[START OF ENTRIES]

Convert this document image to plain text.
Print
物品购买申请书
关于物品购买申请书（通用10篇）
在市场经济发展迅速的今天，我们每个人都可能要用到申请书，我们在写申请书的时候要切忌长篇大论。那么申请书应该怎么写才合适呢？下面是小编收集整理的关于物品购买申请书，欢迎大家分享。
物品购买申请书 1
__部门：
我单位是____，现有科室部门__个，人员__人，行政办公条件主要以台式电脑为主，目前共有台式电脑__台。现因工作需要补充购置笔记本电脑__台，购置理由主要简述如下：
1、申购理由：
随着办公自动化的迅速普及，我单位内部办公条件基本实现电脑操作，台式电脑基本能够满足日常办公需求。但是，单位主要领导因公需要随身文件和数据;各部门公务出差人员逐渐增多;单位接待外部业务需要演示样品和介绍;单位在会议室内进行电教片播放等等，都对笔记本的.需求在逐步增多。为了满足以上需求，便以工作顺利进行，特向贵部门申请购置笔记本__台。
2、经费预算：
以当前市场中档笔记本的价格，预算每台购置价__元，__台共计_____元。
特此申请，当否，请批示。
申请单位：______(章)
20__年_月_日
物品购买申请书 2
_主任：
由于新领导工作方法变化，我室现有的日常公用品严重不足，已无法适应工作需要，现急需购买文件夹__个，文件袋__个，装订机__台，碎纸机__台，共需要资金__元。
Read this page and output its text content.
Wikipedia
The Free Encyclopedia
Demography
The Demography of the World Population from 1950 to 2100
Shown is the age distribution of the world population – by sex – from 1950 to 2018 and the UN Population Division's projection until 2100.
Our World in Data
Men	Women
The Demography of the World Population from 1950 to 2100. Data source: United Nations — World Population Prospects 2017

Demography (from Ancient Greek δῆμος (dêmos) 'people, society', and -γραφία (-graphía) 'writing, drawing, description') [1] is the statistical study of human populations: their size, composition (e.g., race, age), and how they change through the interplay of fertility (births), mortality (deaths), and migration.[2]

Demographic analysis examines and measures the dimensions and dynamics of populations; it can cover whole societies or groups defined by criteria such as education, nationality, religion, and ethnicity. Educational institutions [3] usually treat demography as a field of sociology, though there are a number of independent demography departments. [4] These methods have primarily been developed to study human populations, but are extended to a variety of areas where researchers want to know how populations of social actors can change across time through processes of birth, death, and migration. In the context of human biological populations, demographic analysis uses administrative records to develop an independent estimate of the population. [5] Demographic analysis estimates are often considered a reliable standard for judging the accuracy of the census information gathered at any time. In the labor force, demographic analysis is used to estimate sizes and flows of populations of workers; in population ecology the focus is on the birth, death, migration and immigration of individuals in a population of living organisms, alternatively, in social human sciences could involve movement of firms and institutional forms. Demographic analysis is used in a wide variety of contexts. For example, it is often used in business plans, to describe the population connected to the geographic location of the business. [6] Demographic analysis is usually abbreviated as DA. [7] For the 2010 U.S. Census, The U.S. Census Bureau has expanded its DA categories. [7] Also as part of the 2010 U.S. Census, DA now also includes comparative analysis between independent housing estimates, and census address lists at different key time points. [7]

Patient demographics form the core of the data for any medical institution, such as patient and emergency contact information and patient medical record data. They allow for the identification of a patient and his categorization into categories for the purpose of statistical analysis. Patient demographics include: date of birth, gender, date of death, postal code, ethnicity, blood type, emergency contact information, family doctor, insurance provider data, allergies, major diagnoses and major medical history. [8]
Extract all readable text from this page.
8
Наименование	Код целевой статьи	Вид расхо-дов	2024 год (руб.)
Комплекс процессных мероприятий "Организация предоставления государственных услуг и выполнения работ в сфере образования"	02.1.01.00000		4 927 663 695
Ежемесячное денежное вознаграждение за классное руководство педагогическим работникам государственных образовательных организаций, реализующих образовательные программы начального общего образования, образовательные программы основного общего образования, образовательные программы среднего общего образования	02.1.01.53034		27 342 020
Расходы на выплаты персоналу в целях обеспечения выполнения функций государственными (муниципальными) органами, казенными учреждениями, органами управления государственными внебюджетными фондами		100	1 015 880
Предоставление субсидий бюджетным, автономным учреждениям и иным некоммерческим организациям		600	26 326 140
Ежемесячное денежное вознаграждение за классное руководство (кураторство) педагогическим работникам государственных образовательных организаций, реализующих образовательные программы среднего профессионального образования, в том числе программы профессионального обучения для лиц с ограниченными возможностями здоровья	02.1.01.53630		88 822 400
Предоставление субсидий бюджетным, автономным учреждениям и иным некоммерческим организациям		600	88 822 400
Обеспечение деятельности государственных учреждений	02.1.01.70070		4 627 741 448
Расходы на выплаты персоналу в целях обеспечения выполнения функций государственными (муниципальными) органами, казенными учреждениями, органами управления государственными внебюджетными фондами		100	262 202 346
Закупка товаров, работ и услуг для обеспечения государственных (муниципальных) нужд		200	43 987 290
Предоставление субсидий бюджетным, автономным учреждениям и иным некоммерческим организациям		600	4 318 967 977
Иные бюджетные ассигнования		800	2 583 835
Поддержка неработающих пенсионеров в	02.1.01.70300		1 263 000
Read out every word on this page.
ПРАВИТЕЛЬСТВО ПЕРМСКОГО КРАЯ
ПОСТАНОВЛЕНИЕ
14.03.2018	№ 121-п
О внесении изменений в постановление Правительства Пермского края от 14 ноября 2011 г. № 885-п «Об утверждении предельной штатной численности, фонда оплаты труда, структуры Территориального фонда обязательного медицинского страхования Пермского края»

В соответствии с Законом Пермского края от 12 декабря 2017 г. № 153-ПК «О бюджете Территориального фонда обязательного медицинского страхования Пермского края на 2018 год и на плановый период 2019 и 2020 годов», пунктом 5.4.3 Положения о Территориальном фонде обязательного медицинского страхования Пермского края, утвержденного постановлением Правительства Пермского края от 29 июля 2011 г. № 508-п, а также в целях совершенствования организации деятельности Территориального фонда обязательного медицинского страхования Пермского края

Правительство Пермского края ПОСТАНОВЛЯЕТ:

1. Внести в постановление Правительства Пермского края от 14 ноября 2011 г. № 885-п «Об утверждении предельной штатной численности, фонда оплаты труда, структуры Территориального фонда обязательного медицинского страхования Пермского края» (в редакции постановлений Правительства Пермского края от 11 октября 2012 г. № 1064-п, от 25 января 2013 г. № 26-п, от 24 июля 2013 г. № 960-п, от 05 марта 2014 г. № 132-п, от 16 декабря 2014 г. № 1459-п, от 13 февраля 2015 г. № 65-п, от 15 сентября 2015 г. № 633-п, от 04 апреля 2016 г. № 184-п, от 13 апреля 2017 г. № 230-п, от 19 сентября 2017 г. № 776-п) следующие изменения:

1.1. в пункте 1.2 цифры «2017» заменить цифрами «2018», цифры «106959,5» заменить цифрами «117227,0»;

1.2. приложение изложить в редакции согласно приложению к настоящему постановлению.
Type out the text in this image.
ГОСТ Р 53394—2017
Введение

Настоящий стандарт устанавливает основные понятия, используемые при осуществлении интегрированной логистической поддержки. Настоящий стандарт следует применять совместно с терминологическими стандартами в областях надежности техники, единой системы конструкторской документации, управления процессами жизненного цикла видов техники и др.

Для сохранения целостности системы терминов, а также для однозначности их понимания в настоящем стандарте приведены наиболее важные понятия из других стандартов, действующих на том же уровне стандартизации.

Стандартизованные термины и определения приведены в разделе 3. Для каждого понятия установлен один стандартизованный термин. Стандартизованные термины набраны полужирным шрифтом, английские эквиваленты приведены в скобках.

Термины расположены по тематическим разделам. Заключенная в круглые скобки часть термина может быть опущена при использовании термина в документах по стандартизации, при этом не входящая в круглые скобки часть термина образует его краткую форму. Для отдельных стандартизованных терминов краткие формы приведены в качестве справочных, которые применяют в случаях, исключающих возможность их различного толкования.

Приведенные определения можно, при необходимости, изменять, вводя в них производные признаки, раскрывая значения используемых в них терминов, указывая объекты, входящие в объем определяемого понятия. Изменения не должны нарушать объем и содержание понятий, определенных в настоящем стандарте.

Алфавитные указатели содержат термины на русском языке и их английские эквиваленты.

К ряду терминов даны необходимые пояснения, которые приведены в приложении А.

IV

[END OF ENTRIES]

CHALLENGE: Looking at the records above, work out how many lines include the string "image". Give the number and nothing else.

OUTPUT: 2